## start Task material

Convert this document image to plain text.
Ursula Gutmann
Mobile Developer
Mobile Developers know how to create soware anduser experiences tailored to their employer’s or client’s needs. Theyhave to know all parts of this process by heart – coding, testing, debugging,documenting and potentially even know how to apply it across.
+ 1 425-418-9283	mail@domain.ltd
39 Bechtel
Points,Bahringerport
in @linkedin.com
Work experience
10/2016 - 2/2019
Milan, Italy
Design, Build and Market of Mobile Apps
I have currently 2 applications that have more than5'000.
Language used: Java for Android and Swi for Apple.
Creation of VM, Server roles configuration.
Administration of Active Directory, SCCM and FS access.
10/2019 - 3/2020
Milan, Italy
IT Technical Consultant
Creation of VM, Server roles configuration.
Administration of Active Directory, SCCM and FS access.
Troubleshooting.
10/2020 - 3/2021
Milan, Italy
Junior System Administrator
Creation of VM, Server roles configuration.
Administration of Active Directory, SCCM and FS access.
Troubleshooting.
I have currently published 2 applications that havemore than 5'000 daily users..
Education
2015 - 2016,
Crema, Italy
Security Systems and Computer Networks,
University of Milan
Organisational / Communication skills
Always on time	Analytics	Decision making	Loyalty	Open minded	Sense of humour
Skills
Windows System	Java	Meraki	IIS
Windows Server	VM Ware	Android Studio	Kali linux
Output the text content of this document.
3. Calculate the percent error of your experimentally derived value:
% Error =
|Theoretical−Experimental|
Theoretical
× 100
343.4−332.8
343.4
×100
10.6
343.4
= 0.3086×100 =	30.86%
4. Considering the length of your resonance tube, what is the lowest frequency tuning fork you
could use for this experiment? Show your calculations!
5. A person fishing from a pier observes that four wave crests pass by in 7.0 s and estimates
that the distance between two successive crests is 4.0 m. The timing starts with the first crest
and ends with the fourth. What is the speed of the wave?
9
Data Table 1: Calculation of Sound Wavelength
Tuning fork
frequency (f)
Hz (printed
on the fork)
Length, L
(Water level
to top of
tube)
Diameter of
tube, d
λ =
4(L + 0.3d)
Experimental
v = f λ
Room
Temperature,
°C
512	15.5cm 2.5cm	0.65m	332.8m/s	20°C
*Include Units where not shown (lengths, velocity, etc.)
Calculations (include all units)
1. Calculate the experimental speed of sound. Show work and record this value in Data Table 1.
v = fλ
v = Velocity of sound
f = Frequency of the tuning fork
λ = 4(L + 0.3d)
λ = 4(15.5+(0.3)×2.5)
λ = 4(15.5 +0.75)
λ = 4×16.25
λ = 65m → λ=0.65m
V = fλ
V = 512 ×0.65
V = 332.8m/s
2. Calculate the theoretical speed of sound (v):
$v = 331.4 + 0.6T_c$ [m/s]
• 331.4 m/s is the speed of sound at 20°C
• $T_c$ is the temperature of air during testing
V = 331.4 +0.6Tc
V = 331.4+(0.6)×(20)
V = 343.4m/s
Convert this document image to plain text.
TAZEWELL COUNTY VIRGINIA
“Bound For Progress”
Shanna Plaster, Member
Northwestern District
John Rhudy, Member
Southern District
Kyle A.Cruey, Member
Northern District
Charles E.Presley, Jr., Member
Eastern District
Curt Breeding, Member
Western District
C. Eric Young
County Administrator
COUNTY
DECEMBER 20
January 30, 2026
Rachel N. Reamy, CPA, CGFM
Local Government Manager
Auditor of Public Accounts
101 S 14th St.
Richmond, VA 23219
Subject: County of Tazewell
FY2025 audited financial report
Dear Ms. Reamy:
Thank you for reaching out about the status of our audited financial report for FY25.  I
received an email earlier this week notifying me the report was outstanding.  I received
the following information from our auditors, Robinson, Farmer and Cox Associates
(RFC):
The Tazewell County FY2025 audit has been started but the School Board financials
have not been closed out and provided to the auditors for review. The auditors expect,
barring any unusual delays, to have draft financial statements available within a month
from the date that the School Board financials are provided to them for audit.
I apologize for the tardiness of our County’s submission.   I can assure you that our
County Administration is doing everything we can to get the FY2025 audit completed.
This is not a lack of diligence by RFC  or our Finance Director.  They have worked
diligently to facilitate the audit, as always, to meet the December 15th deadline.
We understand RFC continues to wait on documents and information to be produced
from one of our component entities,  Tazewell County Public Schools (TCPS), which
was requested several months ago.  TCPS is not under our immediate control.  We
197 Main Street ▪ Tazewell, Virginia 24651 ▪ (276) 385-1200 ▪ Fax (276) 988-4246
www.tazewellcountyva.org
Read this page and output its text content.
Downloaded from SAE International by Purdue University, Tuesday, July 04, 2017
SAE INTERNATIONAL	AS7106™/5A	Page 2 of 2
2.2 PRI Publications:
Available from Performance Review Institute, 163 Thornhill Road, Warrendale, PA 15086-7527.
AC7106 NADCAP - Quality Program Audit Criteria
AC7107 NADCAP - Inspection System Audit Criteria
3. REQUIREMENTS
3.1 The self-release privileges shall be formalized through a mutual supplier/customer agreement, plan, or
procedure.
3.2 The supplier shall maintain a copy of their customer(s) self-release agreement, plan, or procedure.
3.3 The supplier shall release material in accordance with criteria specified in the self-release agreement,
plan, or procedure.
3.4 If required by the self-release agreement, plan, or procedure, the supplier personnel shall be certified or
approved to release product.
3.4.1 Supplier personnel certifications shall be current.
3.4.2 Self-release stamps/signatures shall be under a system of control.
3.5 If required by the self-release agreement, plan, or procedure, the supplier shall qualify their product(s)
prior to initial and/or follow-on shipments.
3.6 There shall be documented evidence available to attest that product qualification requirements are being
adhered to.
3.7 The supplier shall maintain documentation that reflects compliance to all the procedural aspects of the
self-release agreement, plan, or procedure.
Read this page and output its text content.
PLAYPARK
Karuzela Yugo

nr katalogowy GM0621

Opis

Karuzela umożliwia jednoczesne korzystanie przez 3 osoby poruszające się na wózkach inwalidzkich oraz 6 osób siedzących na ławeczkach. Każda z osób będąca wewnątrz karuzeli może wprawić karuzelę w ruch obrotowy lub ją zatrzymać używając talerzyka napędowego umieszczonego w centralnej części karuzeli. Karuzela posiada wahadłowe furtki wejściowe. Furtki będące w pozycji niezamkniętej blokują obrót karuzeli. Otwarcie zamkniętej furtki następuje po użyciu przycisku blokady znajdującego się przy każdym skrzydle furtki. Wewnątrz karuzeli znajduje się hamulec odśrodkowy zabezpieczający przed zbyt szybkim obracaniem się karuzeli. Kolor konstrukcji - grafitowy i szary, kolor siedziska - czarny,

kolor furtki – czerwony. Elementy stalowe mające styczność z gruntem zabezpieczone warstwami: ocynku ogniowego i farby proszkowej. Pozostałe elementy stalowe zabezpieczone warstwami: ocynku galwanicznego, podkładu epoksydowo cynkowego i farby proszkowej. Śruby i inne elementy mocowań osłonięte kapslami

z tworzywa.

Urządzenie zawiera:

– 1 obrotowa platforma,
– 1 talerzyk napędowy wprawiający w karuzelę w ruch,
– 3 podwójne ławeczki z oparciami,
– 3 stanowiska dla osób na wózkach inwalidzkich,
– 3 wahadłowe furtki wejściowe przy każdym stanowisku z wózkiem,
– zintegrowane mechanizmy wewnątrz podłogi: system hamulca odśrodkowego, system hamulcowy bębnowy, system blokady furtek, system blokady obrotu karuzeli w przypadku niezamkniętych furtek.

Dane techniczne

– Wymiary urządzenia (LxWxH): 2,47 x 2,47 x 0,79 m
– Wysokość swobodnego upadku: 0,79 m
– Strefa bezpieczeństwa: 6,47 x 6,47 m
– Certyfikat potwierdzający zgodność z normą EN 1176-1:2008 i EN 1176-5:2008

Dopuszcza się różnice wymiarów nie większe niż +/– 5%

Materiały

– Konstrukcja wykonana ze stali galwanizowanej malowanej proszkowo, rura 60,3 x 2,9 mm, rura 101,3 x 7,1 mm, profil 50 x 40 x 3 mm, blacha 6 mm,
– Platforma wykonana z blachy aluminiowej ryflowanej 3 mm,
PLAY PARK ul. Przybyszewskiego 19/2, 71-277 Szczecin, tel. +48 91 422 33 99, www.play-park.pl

## end Task material

- **Directions**
Give solely the number of lines in the data that contain the string "District".

- **Completed exercise**
5